== Task brief ==
Out of the lines below, please list those that hold the string "face".
========================================================================
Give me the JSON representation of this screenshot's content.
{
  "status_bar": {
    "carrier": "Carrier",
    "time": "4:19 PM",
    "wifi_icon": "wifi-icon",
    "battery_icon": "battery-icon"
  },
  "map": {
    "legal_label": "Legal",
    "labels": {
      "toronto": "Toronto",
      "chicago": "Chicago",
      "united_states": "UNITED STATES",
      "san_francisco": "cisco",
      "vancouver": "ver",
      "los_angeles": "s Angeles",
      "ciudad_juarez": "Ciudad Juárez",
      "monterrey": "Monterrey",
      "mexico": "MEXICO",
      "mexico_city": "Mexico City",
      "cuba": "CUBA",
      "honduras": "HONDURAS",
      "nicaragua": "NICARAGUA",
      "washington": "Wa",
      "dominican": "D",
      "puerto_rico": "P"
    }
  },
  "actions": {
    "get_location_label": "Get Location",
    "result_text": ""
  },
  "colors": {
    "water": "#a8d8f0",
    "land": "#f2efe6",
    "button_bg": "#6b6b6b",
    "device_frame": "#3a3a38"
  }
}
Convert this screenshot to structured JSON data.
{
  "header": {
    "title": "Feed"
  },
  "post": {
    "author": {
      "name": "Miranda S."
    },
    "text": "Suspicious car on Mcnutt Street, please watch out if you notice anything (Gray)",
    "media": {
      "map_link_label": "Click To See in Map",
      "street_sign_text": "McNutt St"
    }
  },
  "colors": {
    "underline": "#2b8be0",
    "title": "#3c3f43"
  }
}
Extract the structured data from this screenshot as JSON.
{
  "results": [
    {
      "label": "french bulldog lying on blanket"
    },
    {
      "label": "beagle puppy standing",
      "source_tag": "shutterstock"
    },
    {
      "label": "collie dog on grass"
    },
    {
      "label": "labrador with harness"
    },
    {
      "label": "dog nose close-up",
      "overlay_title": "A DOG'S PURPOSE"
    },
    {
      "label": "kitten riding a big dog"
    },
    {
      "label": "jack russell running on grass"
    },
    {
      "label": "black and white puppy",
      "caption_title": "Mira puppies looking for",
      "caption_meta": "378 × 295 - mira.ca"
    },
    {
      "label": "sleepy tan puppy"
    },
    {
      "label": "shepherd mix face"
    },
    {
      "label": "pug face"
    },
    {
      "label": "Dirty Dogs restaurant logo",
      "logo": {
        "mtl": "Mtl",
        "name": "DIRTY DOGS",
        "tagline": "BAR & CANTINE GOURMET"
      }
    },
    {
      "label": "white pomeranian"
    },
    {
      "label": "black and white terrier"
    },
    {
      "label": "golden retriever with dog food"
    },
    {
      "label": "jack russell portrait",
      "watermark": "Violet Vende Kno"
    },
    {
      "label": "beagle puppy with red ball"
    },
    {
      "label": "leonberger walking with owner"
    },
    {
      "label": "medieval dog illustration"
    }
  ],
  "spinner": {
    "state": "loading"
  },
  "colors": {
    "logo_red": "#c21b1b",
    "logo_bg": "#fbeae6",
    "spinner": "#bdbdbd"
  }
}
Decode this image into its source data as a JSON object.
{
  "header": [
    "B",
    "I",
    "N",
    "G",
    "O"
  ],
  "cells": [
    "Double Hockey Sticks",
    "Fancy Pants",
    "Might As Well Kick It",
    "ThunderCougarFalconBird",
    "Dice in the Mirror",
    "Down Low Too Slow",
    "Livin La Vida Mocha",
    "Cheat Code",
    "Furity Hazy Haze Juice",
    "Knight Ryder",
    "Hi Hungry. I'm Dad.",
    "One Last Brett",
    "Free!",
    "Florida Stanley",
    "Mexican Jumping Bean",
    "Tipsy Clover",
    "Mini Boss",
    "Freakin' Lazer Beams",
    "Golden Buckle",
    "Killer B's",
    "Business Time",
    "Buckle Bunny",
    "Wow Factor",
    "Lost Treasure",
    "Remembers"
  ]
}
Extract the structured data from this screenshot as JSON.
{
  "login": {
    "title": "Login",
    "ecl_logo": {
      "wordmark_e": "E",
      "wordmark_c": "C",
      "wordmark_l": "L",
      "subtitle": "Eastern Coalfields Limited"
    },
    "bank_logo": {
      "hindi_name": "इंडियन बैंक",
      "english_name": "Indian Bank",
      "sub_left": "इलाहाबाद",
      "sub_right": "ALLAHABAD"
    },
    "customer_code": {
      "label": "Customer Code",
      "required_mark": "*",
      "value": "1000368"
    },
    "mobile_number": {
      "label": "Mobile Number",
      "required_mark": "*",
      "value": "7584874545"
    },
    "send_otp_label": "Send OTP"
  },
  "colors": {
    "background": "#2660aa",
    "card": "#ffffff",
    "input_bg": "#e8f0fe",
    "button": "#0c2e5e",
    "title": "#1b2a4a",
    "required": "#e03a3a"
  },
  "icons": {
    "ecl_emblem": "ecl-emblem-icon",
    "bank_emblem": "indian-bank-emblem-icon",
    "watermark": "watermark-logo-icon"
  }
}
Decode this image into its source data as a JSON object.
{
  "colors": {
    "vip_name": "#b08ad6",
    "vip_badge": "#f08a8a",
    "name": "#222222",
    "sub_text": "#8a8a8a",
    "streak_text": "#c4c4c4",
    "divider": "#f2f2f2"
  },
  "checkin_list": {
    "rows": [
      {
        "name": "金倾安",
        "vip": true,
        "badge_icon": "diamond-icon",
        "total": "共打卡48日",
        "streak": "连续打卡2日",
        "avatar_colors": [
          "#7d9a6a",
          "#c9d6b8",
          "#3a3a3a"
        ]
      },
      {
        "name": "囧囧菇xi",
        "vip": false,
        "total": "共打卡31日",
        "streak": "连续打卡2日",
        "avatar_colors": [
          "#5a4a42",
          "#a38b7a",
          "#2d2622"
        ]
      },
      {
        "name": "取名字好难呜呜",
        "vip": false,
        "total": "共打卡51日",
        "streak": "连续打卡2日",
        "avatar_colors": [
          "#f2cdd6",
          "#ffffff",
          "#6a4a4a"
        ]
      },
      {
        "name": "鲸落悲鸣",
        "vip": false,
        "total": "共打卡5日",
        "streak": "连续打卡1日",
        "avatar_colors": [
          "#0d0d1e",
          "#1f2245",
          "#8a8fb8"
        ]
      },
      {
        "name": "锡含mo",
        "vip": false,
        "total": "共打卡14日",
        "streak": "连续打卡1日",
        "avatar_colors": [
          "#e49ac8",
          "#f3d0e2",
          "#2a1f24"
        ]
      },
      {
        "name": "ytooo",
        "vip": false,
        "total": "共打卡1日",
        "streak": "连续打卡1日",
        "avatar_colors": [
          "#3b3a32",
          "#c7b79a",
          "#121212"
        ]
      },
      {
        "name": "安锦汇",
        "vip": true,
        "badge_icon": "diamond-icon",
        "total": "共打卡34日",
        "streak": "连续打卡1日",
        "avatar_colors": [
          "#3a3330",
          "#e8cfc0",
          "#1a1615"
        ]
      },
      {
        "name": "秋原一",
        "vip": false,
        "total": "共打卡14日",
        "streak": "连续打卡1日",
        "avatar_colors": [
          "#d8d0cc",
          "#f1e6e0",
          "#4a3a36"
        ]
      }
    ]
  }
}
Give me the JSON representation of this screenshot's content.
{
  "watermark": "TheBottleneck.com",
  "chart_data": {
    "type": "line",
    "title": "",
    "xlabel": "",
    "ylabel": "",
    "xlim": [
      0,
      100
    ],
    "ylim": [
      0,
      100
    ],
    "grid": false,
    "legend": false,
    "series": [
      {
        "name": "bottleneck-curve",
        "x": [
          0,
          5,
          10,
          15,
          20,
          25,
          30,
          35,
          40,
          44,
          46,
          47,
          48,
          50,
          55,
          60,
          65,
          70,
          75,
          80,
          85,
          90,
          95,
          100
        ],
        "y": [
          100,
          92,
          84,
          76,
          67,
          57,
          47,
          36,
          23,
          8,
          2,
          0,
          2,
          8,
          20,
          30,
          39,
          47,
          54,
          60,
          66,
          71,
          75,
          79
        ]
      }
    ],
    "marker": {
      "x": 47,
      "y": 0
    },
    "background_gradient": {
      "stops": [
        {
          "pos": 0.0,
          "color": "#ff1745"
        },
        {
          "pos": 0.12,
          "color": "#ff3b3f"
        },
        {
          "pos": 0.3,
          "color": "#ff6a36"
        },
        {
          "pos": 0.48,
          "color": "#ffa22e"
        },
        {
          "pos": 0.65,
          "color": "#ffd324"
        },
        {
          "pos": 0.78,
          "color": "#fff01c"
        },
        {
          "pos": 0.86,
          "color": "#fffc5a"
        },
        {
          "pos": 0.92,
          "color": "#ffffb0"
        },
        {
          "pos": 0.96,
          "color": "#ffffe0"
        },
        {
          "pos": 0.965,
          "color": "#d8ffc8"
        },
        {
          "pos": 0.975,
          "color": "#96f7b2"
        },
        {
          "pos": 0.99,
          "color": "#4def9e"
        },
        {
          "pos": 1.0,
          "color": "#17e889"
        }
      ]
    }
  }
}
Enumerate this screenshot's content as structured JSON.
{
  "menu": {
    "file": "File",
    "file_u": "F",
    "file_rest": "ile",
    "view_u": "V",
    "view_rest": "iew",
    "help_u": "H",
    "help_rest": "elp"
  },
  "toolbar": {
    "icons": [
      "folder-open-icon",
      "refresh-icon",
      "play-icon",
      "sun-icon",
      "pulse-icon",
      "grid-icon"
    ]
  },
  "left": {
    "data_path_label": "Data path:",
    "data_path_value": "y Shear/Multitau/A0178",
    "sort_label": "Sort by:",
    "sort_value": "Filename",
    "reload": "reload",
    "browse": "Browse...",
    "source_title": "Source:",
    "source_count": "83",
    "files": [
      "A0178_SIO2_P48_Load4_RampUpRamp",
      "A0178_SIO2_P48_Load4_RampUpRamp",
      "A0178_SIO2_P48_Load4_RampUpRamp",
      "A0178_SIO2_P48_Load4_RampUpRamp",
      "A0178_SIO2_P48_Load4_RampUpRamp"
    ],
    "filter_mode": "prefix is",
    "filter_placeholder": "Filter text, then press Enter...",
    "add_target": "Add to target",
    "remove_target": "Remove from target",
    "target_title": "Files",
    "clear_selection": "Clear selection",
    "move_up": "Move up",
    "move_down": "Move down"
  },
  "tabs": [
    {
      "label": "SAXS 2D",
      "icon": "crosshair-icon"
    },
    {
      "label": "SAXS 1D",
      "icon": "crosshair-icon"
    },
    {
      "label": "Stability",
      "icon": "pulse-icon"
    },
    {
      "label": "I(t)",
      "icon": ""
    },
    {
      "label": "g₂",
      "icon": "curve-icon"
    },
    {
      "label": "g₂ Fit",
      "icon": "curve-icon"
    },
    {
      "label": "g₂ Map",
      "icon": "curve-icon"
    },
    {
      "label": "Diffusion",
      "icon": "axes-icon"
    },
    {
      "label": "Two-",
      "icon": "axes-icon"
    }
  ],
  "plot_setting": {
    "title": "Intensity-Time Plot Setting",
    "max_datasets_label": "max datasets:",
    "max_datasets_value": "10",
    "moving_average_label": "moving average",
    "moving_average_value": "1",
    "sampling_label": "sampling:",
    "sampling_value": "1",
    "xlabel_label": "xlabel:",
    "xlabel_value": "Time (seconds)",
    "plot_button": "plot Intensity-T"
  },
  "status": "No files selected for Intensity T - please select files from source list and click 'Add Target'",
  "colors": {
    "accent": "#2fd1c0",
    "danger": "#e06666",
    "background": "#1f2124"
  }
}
========================================================================
== Reply to the exercise ==
      "label": "shepherd mix face"
      "label": "pug face"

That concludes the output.